**Task objective**
Repeat the lines of data from the line holding "wind-vector <box>523 408 535 413</box>" through the line holding "y-tick-label: 500 <box>24 336 46 350</box>", inclusive.

[Stored items from a collection]
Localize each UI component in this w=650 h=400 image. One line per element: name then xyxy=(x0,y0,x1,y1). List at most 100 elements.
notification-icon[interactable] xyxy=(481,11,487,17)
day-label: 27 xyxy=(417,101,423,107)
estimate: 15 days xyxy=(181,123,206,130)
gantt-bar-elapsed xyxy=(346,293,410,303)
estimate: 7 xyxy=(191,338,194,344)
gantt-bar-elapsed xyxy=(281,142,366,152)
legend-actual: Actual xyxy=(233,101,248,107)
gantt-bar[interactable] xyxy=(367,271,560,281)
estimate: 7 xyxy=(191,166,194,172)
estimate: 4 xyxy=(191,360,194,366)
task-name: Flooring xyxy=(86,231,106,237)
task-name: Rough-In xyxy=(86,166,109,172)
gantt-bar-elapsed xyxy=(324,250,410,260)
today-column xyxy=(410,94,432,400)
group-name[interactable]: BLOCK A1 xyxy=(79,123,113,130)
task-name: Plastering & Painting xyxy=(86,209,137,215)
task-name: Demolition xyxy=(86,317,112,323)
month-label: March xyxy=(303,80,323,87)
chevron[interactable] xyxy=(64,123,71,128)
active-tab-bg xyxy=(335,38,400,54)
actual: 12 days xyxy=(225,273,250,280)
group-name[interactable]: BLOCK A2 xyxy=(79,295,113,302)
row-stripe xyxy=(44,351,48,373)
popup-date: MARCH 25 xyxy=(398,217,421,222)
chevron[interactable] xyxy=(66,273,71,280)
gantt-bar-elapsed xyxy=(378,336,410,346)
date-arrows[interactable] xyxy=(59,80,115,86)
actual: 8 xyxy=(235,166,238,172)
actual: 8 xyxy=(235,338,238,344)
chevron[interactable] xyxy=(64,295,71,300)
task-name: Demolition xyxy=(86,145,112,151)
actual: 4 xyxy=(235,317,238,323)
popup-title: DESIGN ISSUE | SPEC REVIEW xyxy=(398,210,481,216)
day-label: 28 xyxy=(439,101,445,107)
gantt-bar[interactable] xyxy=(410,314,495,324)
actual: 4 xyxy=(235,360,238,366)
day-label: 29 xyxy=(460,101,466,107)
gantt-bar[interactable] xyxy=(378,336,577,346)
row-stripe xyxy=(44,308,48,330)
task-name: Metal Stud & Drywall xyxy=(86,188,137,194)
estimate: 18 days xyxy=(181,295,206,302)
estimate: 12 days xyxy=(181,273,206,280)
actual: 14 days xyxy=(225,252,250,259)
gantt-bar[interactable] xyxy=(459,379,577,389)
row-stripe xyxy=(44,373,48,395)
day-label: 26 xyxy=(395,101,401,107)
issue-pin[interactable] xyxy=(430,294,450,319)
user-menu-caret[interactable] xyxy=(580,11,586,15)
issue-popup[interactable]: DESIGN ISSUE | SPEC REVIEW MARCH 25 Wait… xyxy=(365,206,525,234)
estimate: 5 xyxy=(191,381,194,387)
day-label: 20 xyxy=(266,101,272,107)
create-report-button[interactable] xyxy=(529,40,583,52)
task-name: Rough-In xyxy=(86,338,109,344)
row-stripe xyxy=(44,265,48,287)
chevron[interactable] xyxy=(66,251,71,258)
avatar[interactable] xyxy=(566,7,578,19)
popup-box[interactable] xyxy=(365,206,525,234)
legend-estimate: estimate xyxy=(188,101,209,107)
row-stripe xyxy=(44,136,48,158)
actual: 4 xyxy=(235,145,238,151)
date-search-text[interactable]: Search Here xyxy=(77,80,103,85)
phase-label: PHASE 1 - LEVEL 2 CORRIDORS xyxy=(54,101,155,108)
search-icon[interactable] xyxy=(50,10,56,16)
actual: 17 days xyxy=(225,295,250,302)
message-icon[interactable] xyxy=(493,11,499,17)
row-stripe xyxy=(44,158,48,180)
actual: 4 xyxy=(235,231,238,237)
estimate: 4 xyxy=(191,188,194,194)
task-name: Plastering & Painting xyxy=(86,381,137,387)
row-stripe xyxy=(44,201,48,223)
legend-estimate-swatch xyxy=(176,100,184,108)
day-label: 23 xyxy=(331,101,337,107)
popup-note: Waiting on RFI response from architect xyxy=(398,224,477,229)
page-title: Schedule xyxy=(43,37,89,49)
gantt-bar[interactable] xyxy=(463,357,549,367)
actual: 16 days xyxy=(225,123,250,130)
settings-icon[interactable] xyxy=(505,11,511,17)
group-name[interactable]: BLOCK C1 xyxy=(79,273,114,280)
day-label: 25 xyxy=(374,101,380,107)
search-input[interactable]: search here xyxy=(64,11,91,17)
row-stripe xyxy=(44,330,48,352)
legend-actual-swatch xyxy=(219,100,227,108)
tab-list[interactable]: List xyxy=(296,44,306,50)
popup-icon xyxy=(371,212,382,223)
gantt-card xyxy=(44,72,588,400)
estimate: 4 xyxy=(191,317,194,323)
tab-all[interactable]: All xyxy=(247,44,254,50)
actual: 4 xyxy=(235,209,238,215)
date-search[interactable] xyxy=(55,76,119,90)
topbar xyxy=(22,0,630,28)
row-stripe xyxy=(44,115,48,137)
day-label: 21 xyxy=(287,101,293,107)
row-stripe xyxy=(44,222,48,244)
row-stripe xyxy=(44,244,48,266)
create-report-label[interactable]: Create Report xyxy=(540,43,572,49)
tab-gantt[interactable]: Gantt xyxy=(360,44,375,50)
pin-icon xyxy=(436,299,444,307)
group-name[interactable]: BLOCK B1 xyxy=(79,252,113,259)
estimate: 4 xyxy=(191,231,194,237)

---

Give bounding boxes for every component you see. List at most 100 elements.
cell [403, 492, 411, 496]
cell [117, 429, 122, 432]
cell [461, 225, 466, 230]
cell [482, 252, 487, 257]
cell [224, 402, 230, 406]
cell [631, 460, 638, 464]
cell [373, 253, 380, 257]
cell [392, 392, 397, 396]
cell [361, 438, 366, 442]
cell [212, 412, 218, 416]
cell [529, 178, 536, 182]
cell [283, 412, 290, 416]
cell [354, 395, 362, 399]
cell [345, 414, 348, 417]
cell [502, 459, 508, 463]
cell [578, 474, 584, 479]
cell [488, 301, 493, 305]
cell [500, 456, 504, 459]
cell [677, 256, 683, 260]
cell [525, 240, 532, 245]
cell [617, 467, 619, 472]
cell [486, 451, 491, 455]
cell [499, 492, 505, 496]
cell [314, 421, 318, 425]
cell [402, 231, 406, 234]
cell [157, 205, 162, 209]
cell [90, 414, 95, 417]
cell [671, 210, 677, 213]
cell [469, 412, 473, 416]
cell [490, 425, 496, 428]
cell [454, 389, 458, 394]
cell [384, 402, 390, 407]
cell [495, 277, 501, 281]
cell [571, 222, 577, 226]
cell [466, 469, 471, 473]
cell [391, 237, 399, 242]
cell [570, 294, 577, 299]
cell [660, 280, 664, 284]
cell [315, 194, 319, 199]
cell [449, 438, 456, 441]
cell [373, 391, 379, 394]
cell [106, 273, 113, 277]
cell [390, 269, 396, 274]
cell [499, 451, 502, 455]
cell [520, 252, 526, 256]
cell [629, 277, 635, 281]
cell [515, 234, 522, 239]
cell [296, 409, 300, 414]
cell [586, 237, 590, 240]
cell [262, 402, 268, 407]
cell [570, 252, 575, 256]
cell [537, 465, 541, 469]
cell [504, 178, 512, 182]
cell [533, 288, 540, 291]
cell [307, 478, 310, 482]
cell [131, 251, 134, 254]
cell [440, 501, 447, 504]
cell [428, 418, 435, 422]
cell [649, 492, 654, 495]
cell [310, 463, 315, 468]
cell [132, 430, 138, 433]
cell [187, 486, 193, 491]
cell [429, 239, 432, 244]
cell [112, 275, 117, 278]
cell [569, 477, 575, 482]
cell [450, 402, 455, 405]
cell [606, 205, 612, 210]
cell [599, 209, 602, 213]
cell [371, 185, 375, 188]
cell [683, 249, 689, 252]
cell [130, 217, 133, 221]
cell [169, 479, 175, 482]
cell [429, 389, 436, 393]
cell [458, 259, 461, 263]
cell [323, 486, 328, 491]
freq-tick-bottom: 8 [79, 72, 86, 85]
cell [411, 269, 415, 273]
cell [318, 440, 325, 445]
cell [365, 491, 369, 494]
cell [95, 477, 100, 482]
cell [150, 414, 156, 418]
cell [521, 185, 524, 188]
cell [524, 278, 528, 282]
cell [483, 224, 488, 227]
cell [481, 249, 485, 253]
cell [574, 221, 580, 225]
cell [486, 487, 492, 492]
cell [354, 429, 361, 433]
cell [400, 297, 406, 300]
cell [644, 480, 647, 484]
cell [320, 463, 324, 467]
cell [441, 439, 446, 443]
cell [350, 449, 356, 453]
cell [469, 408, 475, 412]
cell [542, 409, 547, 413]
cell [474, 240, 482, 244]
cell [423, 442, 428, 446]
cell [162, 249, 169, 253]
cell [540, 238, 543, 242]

* * *

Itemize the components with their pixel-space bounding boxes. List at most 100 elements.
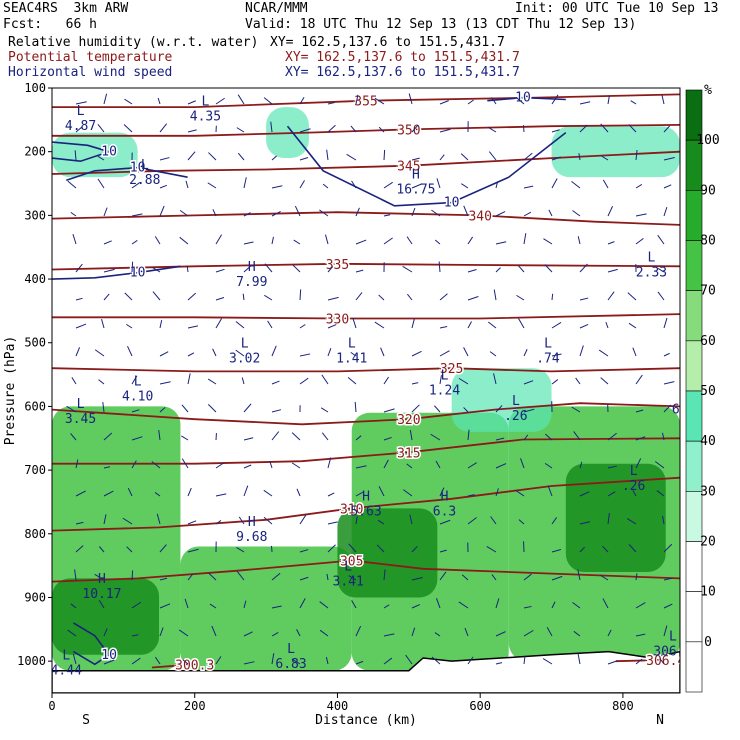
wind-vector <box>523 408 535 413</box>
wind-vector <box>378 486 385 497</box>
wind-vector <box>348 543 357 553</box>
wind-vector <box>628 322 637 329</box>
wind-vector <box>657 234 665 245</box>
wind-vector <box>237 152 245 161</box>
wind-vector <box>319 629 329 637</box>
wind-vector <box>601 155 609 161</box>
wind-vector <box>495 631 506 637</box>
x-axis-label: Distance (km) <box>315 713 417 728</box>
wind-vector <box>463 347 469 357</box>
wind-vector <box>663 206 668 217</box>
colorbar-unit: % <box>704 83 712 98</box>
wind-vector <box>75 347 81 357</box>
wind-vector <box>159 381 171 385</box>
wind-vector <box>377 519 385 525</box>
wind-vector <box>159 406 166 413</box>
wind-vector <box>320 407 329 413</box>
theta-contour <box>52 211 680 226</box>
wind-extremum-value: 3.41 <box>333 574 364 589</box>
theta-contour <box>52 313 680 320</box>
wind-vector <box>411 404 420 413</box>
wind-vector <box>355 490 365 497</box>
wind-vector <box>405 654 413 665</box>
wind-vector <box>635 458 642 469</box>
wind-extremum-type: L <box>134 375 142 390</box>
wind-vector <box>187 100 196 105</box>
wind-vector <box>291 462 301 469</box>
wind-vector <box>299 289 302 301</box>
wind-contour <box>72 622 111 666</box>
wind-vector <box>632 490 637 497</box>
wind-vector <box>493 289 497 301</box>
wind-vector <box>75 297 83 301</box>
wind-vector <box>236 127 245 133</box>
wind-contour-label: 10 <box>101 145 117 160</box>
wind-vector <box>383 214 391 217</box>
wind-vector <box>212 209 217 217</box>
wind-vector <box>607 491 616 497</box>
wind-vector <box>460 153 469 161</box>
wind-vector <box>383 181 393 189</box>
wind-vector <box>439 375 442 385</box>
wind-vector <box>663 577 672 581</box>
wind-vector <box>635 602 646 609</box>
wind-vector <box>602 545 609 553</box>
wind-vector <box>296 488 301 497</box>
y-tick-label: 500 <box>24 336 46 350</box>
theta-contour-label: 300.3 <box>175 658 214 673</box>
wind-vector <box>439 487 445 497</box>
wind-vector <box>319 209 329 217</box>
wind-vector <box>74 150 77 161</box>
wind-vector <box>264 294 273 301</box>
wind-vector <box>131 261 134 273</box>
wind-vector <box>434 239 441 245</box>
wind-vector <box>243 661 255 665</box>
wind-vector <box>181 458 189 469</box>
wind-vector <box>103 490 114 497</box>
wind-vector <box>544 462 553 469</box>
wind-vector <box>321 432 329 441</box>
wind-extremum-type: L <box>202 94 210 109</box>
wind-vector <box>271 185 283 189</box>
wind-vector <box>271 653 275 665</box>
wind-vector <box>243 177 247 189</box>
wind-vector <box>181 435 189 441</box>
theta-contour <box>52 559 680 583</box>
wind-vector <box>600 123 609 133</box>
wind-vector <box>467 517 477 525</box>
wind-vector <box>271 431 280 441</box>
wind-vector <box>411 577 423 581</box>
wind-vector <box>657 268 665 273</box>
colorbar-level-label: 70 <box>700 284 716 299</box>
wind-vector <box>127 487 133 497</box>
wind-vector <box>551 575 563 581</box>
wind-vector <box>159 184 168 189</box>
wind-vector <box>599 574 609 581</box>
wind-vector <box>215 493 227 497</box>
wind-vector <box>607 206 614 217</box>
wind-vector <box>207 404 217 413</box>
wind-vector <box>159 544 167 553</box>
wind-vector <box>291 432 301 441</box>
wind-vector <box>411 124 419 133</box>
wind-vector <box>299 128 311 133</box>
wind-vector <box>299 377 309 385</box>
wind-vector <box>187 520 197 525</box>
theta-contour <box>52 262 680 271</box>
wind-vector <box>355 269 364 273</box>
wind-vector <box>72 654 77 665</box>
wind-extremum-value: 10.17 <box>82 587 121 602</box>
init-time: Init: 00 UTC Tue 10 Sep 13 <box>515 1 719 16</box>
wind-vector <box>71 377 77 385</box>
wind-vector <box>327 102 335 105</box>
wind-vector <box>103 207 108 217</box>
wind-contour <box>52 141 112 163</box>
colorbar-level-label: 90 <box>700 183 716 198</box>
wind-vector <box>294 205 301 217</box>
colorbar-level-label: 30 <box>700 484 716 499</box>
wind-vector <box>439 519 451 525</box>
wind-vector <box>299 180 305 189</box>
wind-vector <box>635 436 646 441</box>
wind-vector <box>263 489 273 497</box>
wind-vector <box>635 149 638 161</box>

**The response**
wind-vector <box>523 408 535 413</box>
wind-vector <box>378 486 385 497</box>
wind-vector <box>348 543 357 553</box>
wind-vector <box>628 322 637 329</box>
wind-vector <box>657 234 665 245</box>
wind-vector <box>237 152 245 161</box>
wind-vector <box>319 629 329 637</box>
wind-vector <box>601 155 609 161</box>
wind-vector <box>495 631 506 637</box>
x-axis-label: Distance (km) <box>315 713 417 728</box>
wind-vector <box>463 347 469 357</box>
wind-vector <box>663 206 668 217</box>
colorbar-unit: % <box>704 83 712 98</box>
wind-vector <box>75 347 81 357</box>
wind-vector <box>159 381 171 385</box>
wind-vector <box>377 519 385 525</box>
wind-vector <box>159 406 166 413</box>
wind-vector <box>320 407 329 413</box>
theta-contour <box>52 211 680 226</box>
wind-extremum-value: 3.41 <box>333 574 364 589</box>
theta-contour <box>52 313 680 320</box>
wind-vector <box>411 404 420 413</box>
wind-vector <box>355 490 365 497</box>
wind-vector <box>405 654 413 665</box>
wind-vector <box>635 458 642 469</box>
wind-extremum-type: L <box>134 375 142 390</box>
wind-vector <box>187 100 196 105</box>
wind-vector <box>291 462 301 469</box>
wind-vector <box>299 289 302 301</box>
wind-contour <box>72 622 111 666</box>
wind-vector <box>632 490 637 497</box>
wind-vector <box>493 289 497 301</box>
wind-vector <box>75 297 83 301</box>
wind-vector <box>236 127 245 133</box>
wind-contour-label: 10 <box>101 145 117 160</box>
wind-vector <box>383 214 391 217</box>
wind-vector <box>212 209 217 217</box>
wind-vector <box>607 491 616 497</box>
wind-vector <box>460 153 469 161</box>
wind-vector <box>383 181 393 189</box>
wind-vector <box>439 375 442 385</box>
wind-vector <box>663 577 672 581</box>
wind-vector <box>635 602 646 609</box>
wind-vector <box>602 545 609 553</box>
wind-vector <box>296 488 301 497</box>
y-tick-label: 500 <box>24 336 46 350</box>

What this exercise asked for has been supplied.